(To be done):
Please reproduce the data starting at the line containing "output each element" and ending at the line containing "breadcrumb-item[interactable]: ChatServiceImpl <box>260", replacing "chevron-down-icon" with "caret-icon" and keeping everything else the same. Leave out the pictures.

(Records for processing):
** BEGIN **
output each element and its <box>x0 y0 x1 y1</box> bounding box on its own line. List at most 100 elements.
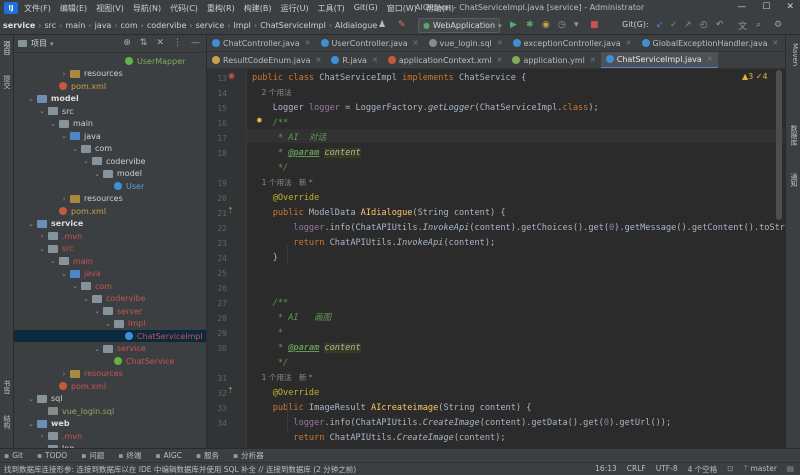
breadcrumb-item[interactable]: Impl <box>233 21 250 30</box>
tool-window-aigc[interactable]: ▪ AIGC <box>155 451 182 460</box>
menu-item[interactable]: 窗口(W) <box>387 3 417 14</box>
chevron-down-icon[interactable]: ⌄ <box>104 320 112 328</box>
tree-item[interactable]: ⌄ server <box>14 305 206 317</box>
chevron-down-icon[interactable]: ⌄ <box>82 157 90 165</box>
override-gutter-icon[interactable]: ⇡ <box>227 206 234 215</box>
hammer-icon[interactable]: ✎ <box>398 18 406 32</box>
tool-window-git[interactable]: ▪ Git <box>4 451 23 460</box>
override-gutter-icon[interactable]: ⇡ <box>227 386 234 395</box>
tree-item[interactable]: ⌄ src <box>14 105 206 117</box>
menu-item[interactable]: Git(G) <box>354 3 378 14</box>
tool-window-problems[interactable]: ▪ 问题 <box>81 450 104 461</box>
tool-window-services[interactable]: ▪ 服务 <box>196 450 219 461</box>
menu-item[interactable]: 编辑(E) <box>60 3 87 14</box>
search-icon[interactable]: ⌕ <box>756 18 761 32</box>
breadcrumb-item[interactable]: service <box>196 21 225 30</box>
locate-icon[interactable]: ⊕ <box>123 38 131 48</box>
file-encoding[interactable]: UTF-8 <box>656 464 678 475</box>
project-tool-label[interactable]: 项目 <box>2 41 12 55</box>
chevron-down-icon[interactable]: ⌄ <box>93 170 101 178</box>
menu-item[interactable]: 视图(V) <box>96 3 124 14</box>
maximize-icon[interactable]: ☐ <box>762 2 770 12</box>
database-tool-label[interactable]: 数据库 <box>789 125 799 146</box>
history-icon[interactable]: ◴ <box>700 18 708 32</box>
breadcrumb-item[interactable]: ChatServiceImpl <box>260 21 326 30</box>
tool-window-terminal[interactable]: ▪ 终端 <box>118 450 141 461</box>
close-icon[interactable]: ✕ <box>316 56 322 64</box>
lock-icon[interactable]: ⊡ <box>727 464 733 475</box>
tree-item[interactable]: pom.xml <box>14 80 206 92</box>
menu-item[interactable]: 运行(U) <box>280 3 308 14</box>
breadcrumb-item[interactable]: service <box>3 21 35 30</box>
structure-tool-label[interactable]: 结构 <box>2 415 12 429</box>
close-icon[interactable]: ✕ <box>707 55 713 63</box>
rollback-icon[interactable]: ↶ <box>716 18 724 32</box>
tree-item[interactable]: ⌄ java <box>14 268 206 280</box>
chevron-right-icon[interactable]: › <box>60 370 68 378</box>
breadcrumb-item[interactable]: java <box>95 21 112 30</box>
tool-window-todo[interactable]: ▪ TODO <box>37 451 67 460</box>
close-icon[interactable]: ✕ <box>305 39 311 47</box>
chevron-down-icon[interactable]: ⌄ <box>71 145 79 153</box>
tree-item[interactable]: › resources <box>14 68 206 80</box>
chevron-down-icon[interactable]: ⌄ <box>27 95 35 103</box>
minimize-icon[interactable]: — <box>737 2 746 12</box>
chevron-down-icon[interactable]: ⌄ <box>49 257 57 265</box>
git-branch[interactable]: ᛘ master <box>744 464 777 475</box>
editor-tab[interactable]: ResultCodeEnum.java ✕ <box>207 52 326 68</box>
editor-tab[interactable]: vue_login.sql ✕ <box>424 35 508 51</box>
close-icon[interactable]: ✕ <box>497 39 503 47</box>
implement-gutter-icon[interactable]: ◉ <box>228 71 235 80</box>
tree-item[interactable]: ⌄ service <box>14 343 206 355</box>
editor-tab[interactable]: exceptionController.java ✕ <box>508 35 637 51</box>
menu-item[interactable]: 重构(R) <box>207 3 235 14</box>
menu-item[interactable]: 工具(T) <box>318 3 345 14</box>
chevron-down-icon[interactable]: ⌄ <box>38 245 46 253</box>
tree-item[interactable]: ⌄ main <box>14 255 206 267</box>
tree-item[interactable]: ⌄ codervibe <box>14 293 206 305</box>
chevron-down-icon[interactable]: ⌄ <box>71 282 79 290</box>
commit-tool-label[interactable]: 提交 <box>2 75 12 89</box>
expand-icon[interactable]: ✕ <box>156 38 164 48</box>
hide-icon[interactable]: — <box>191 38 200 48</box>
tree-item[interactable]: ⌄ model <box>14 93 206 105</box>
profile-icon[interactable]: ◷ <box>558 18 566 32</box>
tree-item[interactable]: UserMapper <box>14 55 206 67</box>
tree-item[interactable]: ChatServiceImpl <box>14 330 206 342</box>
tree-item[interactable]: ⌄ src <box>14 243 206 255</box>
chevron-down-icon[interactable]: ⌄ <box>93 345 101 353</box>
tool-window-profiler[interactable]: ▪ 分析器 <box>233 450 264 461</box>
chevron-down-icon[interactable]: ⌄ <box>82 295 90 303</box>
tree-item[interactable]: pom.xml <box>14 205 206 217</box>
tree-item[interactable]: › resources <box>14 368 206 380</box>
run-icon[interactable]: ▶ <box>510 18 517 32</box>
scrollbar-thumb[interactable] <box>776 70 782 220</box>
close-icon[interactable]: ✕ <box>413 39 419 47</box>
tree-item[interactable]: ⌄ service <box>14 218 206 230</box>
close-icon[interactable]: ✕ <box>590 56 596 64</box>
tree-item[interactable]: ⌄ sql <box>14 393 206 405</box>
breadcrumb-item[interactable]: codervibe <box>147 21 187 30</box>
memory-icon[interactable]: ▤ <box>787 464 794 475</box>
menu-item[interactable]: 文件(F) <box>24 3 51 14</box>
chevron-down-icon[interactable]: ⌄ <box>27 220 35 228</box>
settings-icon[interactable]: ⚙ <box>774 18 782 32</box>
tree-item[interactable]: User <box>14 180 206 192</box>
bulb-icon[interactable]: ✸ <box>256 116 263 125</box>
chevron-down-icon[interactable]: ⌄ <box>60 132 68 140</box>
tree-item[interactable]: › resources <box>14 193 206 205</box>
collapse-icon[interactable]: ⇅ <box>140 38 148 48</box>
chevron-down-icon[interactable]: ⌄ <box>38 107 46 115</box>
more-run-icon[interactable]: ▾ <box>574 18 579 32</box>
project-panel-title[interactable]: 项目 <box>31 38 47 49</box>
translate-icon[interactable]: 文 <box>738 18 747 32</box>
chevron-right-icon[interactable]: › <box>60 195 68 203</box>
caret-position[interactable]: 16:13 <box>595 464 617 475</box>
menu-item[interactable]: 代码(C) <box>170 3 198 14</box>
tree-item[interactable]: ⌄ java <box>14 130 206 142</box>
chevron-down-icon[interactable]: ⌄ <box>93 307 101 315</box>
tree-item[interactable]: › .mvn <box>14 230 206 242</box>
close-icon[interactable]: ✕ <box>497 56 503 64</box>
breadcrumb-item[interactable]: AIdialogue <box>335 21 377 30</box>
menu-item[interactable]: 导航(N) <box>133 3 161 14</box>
** END **
** BEGIN **
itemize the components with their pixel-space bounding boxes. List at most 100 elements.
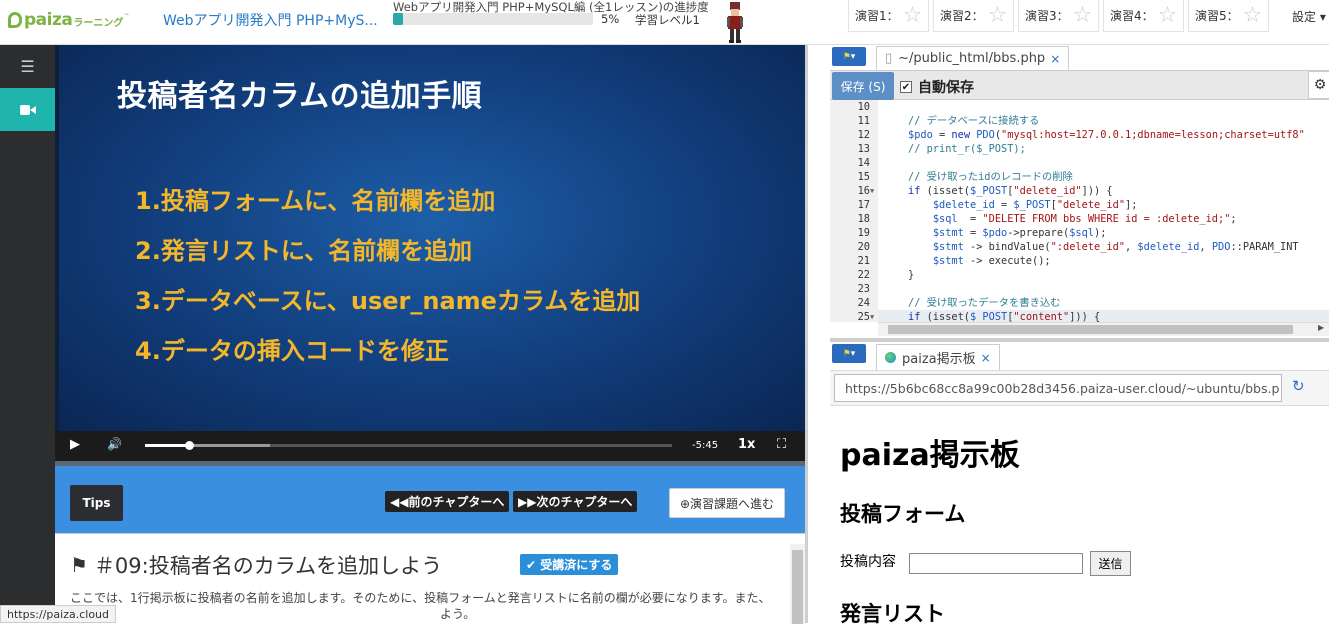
** END **
** BEGIN **
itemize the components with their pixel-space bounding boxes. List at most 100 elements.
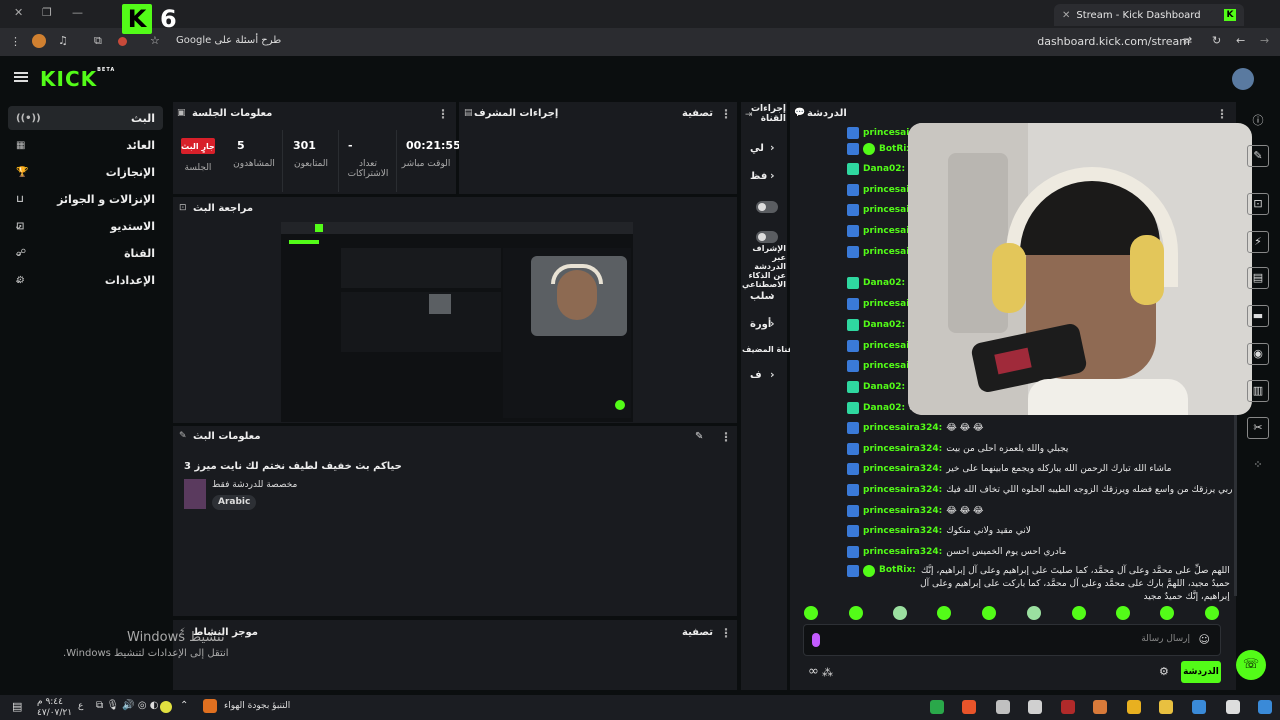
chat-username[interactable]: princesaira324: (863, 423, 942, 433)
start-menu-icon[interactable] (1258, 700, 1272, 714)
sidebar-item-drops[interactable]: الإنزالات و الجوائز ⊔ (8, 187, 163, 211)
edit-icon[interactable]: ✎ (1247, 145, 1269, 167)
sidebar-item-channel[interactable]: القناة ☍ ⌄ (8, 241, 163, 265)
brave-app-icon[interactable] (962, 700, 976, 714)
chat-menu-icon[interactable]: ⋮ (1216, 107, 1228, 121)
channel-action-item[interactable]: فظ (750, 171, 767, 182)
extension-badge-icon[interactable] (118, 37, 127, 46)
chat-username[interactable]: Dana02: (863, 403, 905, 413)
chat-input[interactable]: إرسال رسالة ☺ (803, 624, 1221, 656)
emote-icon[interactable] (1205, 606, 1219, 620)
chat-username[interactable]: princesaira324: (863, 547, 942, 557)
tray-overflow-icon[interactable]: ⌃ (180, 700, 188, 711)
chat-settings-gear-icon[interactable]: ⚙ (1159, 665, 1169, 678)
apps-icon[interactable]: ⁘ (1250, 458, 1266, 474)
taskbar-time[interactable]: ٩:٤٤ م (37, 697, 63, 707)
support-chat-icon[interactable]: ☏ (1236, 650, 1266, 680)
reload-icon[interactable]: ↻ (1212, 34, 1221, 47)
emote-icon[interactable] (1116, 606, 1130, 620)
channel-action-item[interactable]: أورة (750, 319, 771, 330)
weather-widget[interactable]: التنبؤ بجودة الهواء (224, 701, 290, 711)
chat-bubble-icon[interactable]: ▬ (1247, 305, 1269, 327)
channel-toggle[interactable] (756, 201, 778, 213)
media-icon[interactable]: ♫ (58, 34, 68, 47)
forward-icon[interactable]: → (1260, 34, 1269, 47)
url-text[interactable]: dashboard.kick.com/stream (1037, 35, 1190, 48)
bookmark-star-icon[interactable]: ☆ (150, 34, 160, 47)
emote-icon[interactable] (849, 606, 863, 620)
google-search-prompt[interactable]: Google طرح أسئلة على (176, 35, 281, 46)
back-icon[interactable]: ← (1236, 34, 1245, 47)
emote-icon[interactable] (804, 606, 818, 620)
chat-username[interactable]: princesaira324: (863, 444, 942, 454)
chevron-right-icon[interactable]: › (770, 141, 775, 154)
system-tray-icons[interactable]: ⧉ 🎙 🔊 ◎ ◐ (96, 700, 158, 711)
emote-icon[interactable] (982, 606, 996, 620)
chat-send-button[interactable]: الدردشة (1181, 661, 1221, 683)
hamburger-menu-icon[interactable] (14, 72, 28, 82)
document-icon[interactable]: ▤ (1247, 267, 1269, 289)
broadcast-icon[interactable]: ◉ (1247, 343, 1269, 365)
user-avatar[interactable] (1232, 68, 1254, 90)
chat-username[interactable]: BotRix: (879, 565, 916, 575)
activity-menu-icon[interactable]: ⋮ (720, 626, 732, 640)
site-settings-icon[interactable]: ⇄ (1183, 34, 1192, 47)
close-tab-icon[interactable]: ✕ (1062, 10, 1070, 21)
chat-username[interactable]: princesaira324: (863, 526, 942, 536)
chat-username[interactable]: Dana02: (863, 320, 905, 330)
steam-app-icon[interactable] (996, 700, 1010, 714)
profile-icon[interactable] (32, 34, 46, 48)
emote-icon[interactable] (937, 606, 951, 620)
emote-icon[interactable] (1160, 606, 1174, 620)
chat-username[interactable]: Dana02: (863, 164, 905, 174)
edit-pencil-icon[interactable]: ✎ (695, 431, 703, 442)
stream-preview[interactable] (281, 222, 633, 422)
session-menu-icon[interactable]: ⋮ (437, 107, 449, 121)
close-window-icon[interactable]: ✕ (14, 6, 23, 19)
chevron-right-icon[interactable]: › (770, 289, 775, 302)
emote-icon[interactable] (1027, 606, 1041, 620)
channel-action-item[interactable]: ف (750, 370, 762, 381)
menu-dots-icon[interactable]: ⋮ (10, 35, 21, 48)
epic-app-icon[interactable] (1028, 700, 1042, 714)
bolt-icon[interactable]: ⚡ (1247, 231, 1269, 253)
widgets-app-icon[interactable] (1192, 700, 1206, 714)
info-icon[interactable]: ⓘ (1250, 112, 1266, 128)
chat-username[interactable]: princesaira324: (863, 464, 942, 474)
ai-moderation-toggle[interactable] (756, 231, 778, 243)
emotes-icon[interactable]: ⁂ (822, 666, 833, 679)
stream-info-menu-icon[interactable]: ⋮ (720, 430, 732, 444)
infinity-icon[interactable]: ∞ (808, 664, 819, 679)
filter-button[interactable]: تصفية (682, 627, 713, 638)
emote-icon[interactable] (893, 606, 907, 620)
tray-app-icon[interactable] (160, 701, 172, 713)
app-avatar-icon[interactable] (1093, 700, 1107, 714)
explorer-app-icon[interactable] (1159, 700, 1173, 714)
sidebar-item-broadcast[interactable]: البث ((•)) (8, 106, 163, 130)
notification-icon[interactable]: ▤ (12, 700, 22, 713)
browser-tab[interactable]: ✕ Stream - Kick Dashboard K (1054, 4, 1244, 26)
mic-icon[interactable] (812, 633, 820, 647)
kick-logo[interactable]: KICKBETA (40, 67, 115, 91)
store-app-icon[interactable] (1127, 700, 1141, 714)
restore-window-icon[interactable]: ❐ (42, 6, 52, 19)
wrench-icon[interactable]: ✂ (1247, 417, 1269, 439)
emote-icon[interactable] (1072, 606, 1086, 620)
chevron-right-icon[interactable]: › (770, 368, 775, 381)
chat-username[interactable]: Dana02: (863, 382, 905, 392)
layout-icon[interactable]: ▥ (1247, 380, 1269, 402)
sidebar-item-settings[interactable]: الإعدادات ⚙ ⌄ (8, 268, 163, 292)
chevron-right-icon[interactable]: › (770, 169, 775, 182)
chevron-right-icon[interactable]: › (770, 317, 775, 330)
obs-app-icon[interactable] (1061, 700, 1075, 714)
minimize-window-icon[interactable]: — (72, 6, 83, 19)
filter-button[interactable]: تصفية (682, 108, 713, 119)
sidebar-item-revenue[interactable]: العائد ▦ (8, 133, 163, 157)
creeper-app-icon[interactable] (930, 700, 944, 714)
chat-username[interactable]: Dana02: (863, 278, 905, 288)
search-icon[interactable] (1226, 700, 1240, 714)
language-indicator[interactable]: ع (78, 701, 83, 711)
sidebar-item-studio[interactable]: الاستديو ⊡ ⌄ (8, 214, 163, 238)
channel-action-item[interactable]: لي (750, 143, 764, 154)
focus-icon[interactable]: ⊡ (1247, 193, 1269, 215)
** END **
(Final result):
output each element and its <box>x0 y0 x1 y1</box> bounding box on its own line. List at most 100 elements.
breadcrumb-item[interactable]: Impl <box>233 21 250 30</box>
tool-window-aigc[interactable]: ▪ AIGC <box>155 451 182 460</box>
menu-item[interactable]: 窗口(W) <box>387 3 417 14</box>
caret-icon[interactable]: ⌄ <box>104 320 112 328</box>
tree-item[interactable]: ⌄ server <box>14 305 206 317</box>
caret-icon[interactable]: ⌄ <box>82 157 90 165</box>
override-gutter-icon[interactable]: ⇡ <box>227 206 234 215</box>
hammer-icon[interactable]: ✎ <box>398 18 406 32</box>
tool-window-git[interactable]: ▪ Git <box>4 451 23 460</box>
override-gutter-icon[interactable]: ⇡ <box>227 386 234 395</box>
tree-item[interactable]: ⌄ src <box>14 105 206 117</box>
menu-item[interactable]: Git(G) <box>354 3 378 14</box>
tool-window-problems[interactable]: ▪ 问题 <box>81 450 104 461</box>
tool-window-services[interactable]: ▪ 服务 <box>196 450 219 461</box>
menu-item[interactable]: 编辑(E) <box>60 3 87 14</box>
search-icon[interactable]: ⌕ <box>756 18 761 32</box>
breadcrumb-item[interactable]: service <box>196 21 225 30</box>
locate-icon[interactable]: ⊕ <box>123 38 131 48</box>
file-encoding[interactable]: UTF-8 <box>656 464 678 475</box>
project-tool-label[interactable]: 项目 <box>2 41 12 55</box>
caret-icon[interactable]: ⌄ <box>93 170 101 178</box>
menu-item[interactable]: 视图(V) <box>96 3 124 14</box>
maximize-icon[interactable]: ☐ <box>762 2 770 12</box>
database-tool-label[interactable]: 数据库 <box>789 125 799 146</box>
history-icon[interactable]: ◴ <box>700 18 708 32</box>
breadcrumb-item[interactable]: ChatServiceImpl <box>260 21 326 30</box>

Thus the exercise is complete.